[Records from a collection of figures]
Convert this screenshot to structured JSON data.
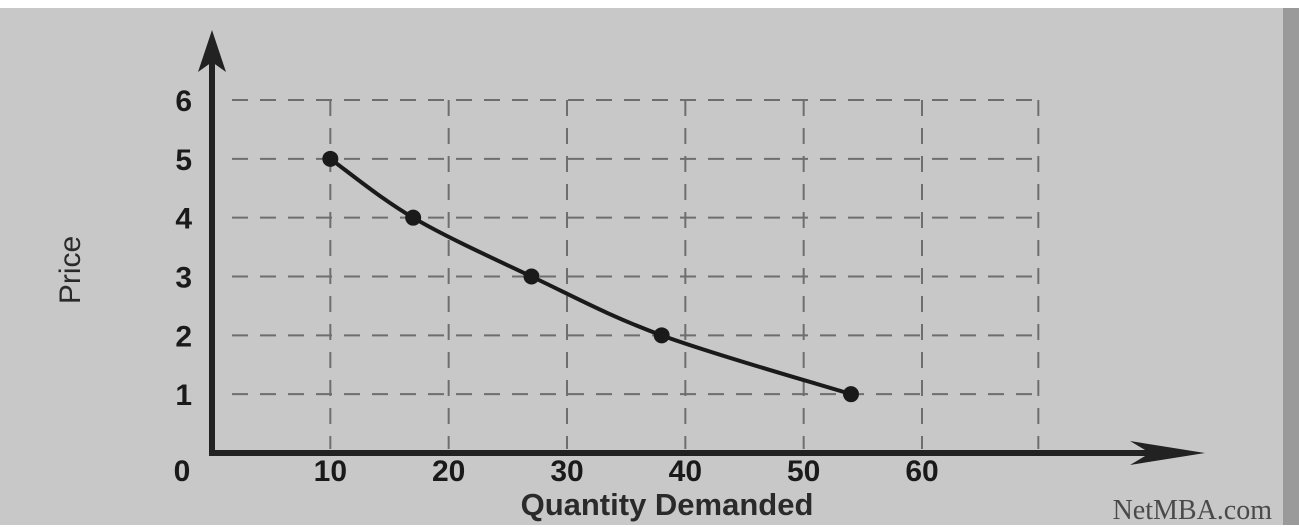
{
  "chart_data": {
    "type": "line",
    "title": "",
    "xlabel": "Quantity Demanded",
    "ylabel": "Price",
    "origin_label": "0",
    "xlim": [
      0,
      70
    ],
    "ylim": [
      0,
      6
    ],
    "x_ticks": [
      10,
      20,
      30,
      40,
      50,
      60
    ],
    "y_ticks": [
      1,
      2,
      3,
      4,
      5,
      6
    ],
    "grid": true,
    "smooth": true,
    "series": [
      {
        "x": [
          10,
          17,
          27,
          38,
          54
        ],
        "y": [
          5,
          4,
          3,
          2,
          1
        ]
      }
    ],
    "credit": "NetMBA.com"
  }
}
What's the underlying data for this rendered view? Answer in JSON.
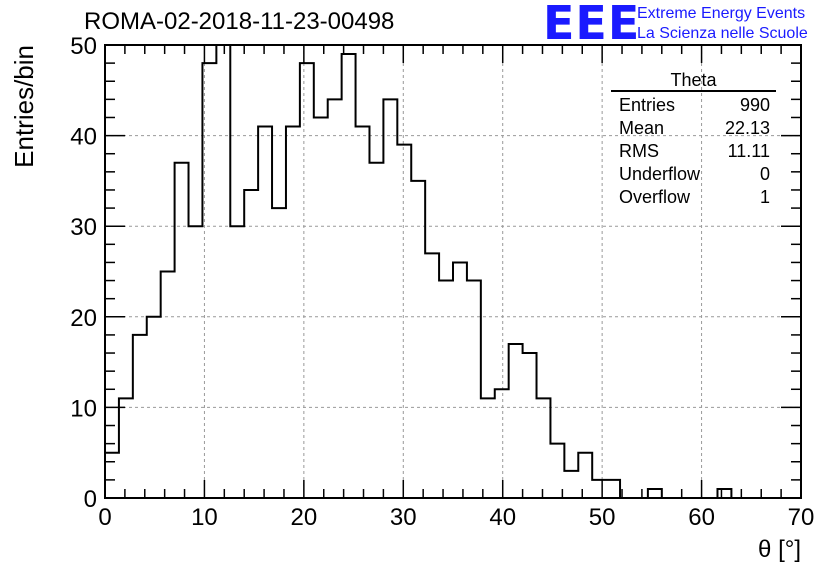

Written exercise:
Give the entries again word for word, but skip the pictures.

In response:
Convert this screenshot to structured JSON data.
{
  "chart_data": {
    "type": "line",
    "title": "",
    "xlabel": "Quantity Demanded",
    "ylabel": "Price",
    "origin_label": "0",
    "xlim": [
      0,
      70
    ],
    "ylim": [
      0,
      6
    ],
    "x_ticks": [
      10,
      20,
      30,
      40,
      50,
      60
    ],
    "y_ticks": [
      1,
      2,
      3,
      4,
      5,
      6
    ],
    "grid": true,
    "smooth": true,
    "series": [
      {
        "x": [
          10,
          17,
          27,
          38,
          54
        ],
        "y": [
          5,
          4,
          3,
          2,
          1
        ]
      }
    ],
    "credit": "NetMBA.com"
  }
}
What's the underlying data for this rendered view? Answer in JSON.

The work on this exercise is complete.